(Data records)
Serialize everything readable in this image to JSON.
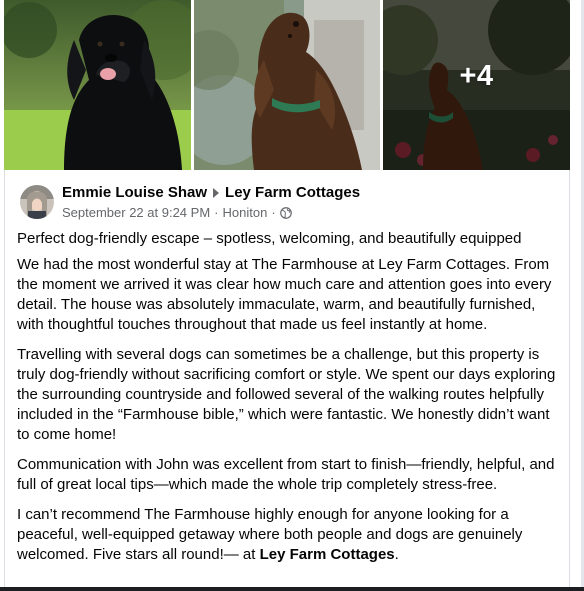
{
  "gallery": {
    "more_count": "+4",
    "photos": [
      {
        "icon": "black-dog-photo"
      },
      {
        "icon": "brown-spaniel-photo"
      },
      {
        "icon": "dog-in-garden-photo"
      }
    ]
  },
  "post": {
    "author": "Emmie Louise Shaw",
    "target": "Ley Farm Cottages",
    "date": "September 22 at 9:24 PM",
    "separator": "·",
    "location": "Honiton",
    "privacy_icon": "globe-icon",
    "headline": "Perfect dog-friendly escape – spotless, welcoming, and beautifully equipped",
    "paragraphs": [
      "We had the most wonderful stay at The Farmhouse at Ley Farm Cottages. From the moment we arrived it was clear how much care and attention goes into every detail. The house was absolutely immaculate, warm, and beautifully furnished, with thoughtful touches throughout that made us feel instantly at home.",
      "Travelling with several dogs can sometimes be a challenge, but this property is truly dog-friendly without sacrificing comfort or style. We spent our days exploring the surrounding countryside and followed several of the walking routes helpfully included in the “Farmhouse bible,” which were fantastic. We honestly didn’t want to come home!",
      "Communication with John was excellent from start to finish—friendly, helpful, and full of great local tips—which made the whole trip completely stress-free."
    ],
    "closing": "I can’t recommend The Farmhouse highly enough for anyone looking for a peaceful, well-equipped getaway where both people and dogs are genuinely welcomed. Five stars all round!— at ",
    "closing_place": "Ley Farm Cottages",
    "closing_end": "."
  }
}
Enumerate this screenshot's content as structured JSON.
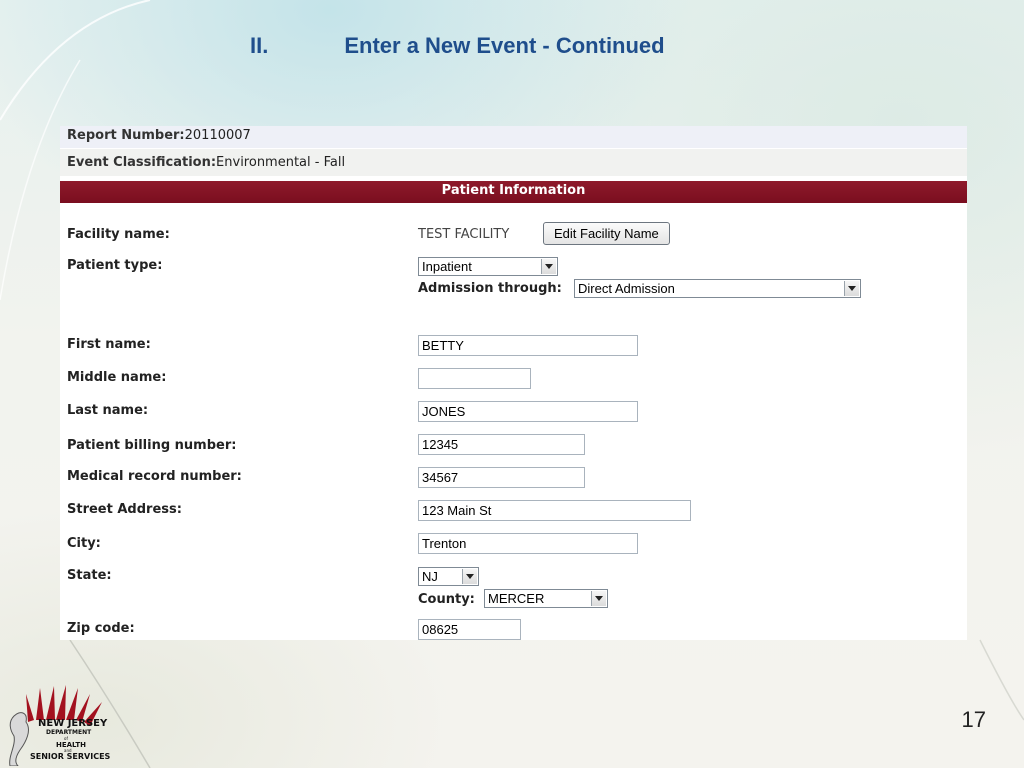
{
  "slide": {
    "number": "II.",
    "title": "Enter a New Event - Continued",
    "page": "17"
  },
  "logo": {
    "line1": "NEW JERSEY",
    "line2": "DEPARTMENT",
    "line3": "of",
    "line4": "HEALTH",
    "line5": "and",
    "line6": "SENIOR SERVICES"
  },
  "report": {
    "number_label": "Report Number:",
    "number_value": "20110007",
    "classification_label": "Event Classification:",
    "classification_value": "Environmental - Fall"
  },
  "section": {
    "title": "Patient Information"
  },
  "form": {
    "facility_label": "Facility name:",
    "facility_value": "TEST FACILITY",
    "edit_facility_button": "Edit Facility Name",
    "patient_type_label": "Patient type:",
    "patient_type_value": "Inpatient",
    "admission_label": "Admission through:",
    "admission_value": "Direct Admission",
    "first_name_label": "First name:",
    "first_name_value": "BETTY",
    "middle_name_label": "Middle name:",
    "middle_name_value": "",
    "last_name_label": "Last name:",
    "last_name_value": "JONES",
    "billing_label": "Patient billing number:",
    "billing_value": "12345",
    "mrn_label": "Medical record number:",
    "mrn_value": "34567",
    "street_label": "Street Address:",
    "street_value": "123 Main St",
    "city_label": "City:",
    "city_value": "Trenton",
    "state_label": "State:",
    "state_value": "NJ",
    "county_label": "County:",
    "county_value": "MERCER",
    "zip_label": "Zip code:",
    "zip_value": "08625"
  },
  "colors": {
    "title_blue": "#1f4e8c",
    "section_bar": "#7a0e1f",
    "logo_red": "#a3111f"
  }
}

▶ **Exercise task**:
Each line above is to be copied verbatim. Drop any image from the copy.

▶ **Expected answer**:
Serialize everything readable in this image to JSON.
{
  "gallery": {
    "more_count": "+4",
    "photos": [
      {
        "icon": "black-dog-photo"
      },
      {
        "icon": "brown-spaniel-photo"
      },
      {
        "icon": "dog-in-garden-photo"
      }
    ]
  },
  "post": {
    "author": "Emmie Louise Shaw",
    "target": "Ley Farm Cottages",
    "date": "September 22 at 9:24 PM",
    "separator": "·",
    "location": "Honiton",
    "privacy_icon": "globe-icon",
    "headline": "Perfect dog-friendly escape – spotless, welcoming, and beautifully equipped",
    "paragraphs": [
      "We had the most wonderful stay at The Farmhouse at Ley Farm Cottages. From the moment we arrived it was clear how much care and attention goes into every detail. The house was absolutely immaculate, warm, and beautifully furnished, with thoughtful touches throughout that made us feel instantly at home.",
      "Travelling with several dogs can sometimes be a challenge, but this property is truly dog-friendly without sacrificing comfort or style. We spent our days exploring the surrounding countryside and followed several of the walking routes helpfully included in the “Farmhouse bible,” which were fantastic. We honestly didn’t want to come home!",
      "Communication with John was excellent from start to finish—friendly, helpful, and full of great local tips—which made the whole trip completely stress-free."
    ],
    "closing": "I can’t recommend The Farmhouse highly enough for anyone looking for a peaceful, well-equipped getaway where both people and dogs are genuinely welcomed. Five stars all round!— at ",
    "closing_place": "Ley Farm Cottages",
    "closing_end": "."
  }
}
Enumerate this screenshot's content as structured JSON.
{
  "slide": {
    "number": "II.",
    "title": "Enter a New Event - Continued",
    "page": "17"
  },
  "logo": {
    "line1": "NEW JERSEY",
    "line2": "DEPARTMENT",
    "line3": "of",
    "line4": "HEALTH",
    "line5": "and",
    "line6": "SENIOR SERVICES"
  },
  "report": {
    "number_label": "Report Number:",
    "number_value": "20110007",
    "classification_label": "Event Classification:",
    "classification_value": "Environmental - Fall"
  },
  "section": {
    "title": "Patient Information"
  },
  "form": {
    "facility_label": "Facility name:",
    "facility_value": "TEST FACILITY",
    "edit_facility_button": "Edit Facility Name",
    "patient_type_label": "Patient type:",
    "patient_type_value": "Inpatient",
    "admission_label": "Admission through:",
    "admission_value": "Direct Admission",
    "first_name_label": "First name:",
    "first_name_value": "BETTY",
    "middle_name_label": "Middle name:",
    "middle_name_value": "",
    "last_name_label": "Last name:",
    "last_name_value": "JONES",
    "billing_label": "Patient billing number:",
    "billing_value": "12345",
    "mrn_label": "Medical record number:",
    "mrn_value": "34567",
    "street_label": "Street Address:",
    "street_value": "123 Main St",
    "city_label": "City:",
    "city_value": "Trenton",
    "state_label": "State:",
    "state_value": "NJ",
    "county_label": "County:",
    "county_value": "MERCER",
    "zip_label": "Zip code:",
    "zip_value": "08625"
  },
  "colors": {
    "title_blue": "#1f4e8c",
    "section_bar": "#7a0e1f",
    "logo_red": "#a3111f"
  }
}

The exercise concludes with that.